• **Task to carry out**
Transcribe every line, keeping it exact.

□ □ □

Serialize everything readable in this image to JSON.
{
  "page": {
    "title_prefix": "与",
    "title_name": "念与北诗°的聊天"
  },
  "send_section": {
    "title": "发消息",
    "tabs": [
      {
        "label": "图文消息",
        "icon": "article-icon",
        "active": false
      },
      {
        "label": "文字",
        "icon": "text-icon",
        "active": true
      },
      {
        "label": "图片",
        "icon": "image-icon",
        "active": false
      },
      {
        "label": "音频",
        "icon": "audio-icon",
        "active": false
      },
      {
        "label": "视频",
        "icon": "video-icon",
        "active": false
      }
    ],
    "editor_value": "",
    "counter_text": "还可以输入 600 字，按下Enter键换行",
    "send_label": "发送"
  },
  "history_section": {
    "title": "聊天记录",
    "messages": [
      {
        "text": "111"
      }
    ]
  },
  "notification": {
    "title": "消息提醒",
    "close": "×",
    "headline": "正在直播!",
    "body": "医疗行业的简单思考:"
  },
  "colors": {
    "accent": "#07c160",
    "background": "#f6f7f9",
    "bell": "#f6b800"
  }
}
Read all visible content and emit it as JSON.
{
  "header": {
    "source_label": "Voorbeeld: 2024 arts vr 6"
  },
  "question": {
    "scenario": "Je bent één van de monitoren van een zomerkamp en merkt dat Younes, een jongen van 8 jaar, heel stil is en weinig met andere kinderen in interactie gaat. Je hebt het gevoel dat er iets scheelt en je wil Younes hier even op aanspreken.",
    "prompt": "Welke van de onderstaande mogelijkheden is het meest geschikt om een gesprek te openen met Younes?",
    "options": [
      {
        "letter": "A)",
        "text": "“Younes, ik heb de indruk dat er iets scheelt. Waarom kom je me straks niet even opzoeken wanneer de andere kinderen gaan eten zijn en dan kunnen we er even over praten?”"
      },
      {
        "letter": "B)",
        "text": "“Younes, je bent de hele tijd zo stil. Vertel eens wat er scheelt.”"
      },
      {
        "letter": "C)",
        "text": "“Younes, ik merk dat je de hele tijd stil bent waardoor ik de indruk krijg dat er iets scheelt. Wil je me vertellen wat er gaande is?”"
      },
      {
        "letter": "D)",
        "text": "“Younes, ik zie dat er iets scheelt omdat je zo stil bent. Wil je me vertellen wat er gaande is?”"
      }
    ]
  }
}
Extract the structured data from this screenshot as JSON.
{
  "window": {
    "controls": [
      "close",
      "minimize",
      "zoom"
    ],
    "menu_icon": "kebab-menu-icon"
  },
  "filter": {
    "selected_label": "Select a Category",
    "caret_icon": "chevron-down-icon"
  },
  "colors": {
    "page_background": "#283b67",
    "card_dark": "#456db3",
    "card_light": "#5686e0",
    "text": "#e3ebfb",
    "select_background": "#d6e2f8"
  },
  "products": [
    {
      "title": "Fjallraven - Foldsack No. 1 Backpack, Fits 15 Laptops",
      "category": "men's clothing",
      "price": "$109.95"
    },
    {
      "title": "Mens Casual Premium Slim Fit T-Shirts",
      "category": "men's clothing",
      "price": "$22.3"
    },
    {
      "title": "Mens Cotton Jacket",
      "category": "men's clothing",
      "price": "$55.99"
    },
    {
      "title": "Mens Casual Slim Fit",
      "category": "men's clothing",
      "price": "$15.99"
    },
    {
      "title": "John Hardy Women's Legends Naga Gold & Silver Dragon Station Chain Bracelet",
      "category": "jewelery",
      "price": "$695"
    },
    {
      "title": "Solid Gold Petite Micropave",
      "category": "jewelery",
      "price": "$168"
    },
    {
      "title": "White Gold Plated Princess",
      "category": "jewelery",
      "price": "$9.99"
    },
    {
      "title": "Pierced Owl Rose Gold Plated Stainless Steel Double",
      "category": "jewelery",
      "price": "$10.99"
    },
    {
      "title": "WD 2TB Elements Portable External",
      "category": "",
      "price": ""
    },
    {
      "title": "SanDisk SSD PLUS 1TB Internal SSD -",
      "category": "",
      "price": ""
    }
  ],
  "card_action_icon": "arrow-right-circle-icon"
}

□ □ □

• **Exercise output**
Serialize everything readable in this image to JSON.
{
  "page": {
    "title_prefix": "与",
    "title_name": "念与北诗°的聊天"
  },
  "send_section": {
    "title": "发消息",
    "tabs": [
      {
        "label": "图文消息",
        "icon": "article-icon",
        "active": false
      },
      {
        "label": "文字",
        "icon": "text-icon",
        "active": true
      },
      {
        "label": "图片",
        "icon": "image-icon",
        "active": false
      },
      {
        "label": "音频",
        "icon": "audio-icon",
        "active": false
      },
      {
        "label": "视频",
        "icon": "video-icon",
        "active": false
      }
    ],
    "editor_value": "",
    "counter_text": "还可以输入 600 字，按下Enter键换行",
    "send_label": "发送"
  },
  "history_section": {
    "title": "聊天记录",
    "messages": [
      {
        "text": "111"
      }
    ]
  },
  "notification": {
    "title": "消息提醒",
    "close": "×",
    "headline": "正在直播!",
    "body": "医疗行业的简单思考:"
  },
  "colors": {
    "accent": "#07c160",
    "background": "#f6f7f9",
    "bell": "#f6b800"
  }
}
Read all visible content and emit it as JSON.
{
  "header": {
    "source_label": "Voorbeeld: 2024 arts vr 6"
  },
  "question": {
    "scenario": "Je bent één van de monitoren van een zomerkamp en merkt dat Younes, een jongen van 8 jaar, heel stil is en weinig met andere kinderen in interactie gaat. Je hebt het gevoel dat er iets scheelt en je wil Younes hier even op aanspreken.",
    "prompt": "Welke van de onderstaande mogelijkheden is het meest geschikt om een gesprek te openen met Younes?",
    "options": [
      {
        "letter": "A)",
        "text": "“Younes, ik heb de indruk dat er iets scheelt. Waarom kom je me straks niet even opzoeken wanneer de andere kinderen gaan eten zijn en dan kunnen we er even over praten?”"
      },
      {
        "letter": "B)",
        "text": "“Younes, je bent de hele tijd zo stil. Vertel eens wat er scheelt.”"
      },
      {
        "letter": "C)",
        "text": "“Younes, ik merk dat je de hele tijd stil bent waardoor ik de indruk krijg dat er iets scheelt. Wil je me vertellen wat er gaande is?”"
      },
      {
        "letter": "D)",
        "text": "“Younes, ik zie dat er iets scheelt omdat je zo stil bent. Wil je me vertellen wat er gaande is?”"
      }
    ]
  }
}
Extract the structured data from this screenshot as JSON.
{
  "window": {
    "controls": [
      "close",
      "minimize",
      "zoom"
    ],
    "menu_icon": "kebab-menu-icon"
  },
  "filter": {
    "selected_label": "Select a Category",
    "caret_icon": "chevron-down-icon"
  },
  "colors": {
    "page_background": "#283b67",
    "card_dark": "#456db3",
    "card_light": "#5686e0",
    "text": "#e3ebfb",
    "select_background": "#d6e2f8"
  },
  "products": [
    {
      "title": "Fjallraven - Foldsack No. 1 Backpack, Fits 15 Laptops",
      "category": "men's clothing",
      "price": "$109.95"
    },
    {
      "title": "Mens Casual Premium Slim Fit T-Shirts",
      "category": "men's clothing",
      "price": "$22.3"
    },
    {
      "title": "Mens Cotton Jacket",
      "category": "men's clothing",
      "price": "$55.99"
    },
    {
      "title": "Mens Casual Slim Fit",
      "category": "men's clothing",
      "price": "$15.99"
    },
    {
      "title": "John Hardy Women's Legends Naga Gold & Silver Dragon Station Chain Bracelet",
      "category": "jewelery",
      "price": "$695"
    },
    {
      "title": "Solid Gold Petite Micropave",
      "category": "jewelery",
      "price": "$168"
    },
    {
      "title": "White Gold Plated Princess",
      "category": "jewelery",
      "price": "$9.99"
    },
    {
      "title": "Pierced Owl Rose Gold Plated Stainless Steel Double",
      "category": "jewelery",
      "price": "$10.99"
    },
    {
      "title": "WD 2TB Elements Portable External",
      "category": "",
      "price": ""
    },
    {
      "title": "SanDisk SSD PLUS 1TB Internal SSD -",
      "category": "",
      "price": ""
    }
  ],
  "card_action_icon": "arrow-right-circle-icon"
}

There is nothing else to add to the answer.